• **The input**
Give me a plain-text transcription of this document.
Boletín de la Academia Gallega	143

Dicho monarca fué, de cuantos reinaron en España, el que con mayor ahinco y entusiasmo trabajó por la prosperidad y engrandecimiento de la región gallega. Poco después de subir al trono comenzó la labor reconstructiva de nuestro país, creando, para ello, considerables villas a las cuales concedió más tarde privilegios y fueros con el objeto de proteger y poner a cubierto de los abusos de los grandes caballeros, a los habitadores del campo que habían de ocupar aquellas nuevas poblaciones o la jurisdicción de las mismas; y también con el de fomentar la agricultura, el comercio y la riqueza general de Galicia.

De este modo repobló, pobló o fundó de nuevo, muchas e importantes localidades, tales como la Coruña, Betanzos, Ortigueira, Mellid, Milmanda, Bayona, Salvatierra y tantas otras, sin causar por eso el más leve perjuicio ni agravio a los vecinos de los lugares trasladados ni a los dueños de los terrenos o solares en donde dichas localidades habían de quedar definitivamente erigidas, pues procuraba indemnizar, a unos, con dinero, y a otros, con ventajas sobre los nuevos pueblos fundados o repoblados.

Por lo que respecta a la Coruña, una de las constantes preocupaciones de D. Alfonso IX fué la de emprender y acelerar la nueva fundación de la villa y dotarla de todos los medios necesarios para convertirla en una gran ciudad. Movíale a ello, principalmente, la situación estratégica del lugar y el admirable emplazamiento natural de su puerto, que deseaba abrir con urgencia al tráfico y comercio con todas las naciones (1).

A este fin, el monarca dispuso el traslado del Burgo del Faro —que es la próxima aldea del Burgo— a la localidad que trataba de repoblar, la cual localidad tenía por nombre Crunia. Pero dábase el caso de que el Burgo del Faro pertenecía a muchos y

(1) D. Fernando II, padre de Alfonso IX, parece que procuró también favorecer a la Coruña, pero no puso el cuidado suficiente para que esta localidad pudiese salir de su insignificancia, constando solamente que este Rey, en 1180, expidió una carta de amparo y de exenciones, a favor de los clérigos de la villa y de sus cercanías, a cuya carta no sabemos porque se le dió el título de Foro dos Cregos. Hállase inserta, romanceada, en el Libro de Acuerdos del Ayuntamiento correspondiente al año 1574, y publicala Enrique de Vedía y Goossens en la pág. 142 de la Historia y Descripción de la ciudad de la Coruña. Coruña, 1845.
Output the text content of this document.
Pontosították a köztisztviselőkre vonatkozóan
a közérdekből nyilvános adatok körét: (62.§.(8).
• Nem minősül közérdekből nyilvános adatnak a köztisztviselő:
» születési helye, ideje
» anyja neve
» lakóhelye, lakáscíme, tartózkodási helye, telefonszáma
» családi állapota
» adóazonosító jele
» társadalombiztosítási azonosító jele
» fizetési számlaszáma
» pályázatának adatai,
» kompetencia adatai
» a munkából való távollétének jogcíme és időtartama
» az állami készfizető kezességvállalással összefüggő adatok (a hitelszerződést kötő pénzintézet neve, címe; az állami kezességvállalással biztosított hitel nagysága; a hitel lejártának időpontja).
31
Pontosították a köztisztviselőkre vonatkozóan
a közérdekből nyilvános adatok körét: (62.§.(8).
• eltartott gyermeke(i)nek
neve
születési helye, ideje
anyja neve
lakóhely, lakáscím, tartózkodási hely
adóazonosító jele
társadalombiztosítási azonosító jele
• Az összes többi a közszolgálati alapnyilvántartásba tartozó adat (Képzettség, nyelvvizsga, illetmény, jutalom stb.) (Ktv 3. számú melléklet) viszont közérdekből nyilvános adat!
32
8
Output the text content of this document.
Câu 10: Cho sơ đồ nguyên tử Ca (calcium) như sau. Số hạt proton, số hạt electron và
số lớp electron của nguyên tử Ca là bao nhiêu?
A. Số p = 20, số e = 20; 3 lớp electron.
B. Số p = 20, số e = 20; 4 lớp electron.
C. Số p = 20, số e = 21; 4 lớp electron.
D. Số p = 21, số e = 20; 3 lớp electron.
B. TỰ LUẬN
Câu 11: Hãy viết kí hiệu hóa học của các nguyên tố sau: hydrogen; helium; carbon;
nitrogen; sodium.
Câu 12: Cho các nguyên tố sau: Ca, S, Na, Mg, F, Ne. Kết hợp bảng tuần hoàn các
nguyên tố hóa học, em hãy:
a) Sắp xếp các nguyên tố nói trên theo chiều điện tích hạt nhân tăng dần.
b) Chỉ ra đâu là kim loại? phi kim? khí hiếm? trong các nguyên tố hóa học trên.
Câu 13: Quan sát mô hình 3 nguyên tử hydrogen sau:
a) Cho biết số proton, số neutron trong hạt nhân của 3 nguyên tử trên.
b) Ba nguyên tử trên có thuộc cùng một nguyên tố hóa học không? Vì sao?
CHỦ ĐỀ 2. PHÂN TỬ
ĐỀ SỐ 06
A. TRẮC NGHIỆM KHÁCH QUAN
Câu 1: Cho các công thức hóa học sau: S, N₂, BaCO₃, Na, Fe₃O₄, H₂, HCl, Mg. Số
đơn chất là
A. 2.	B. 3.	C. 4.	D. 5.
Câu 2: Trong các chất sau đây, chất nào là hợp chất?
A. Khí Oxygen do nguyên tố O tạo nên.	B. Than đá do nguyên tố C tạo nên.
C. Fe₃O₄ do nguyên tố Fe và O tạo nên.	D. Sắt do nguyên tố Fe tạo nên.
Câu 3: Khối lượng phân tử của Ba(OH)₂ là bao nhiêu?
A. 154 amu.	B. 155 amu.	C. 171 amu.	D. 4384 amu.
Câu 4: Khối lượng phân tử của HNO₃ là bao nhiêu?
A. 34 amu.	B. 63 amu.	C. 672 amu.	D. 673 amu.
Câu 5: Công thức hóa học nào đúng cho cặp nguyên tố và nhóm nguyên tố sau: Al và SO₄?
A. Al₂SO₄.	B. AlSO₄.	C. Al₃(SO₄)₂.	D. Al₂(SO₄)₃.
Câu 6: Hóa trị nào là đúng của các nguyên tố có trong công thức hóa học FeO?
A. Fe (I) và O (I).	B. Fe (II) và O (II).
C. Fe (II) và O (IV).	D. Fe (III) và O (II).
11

• **What needs to be done**
Read through the lines above and collect those that contain the string "Khối".

• **Exercise response**
Câu 3: Khối lượng phân tử của Ba(OH)₂ là bao nhiêu?
Câu 4: Khối lượng phân tử của HNO₃ là bao nhiêu?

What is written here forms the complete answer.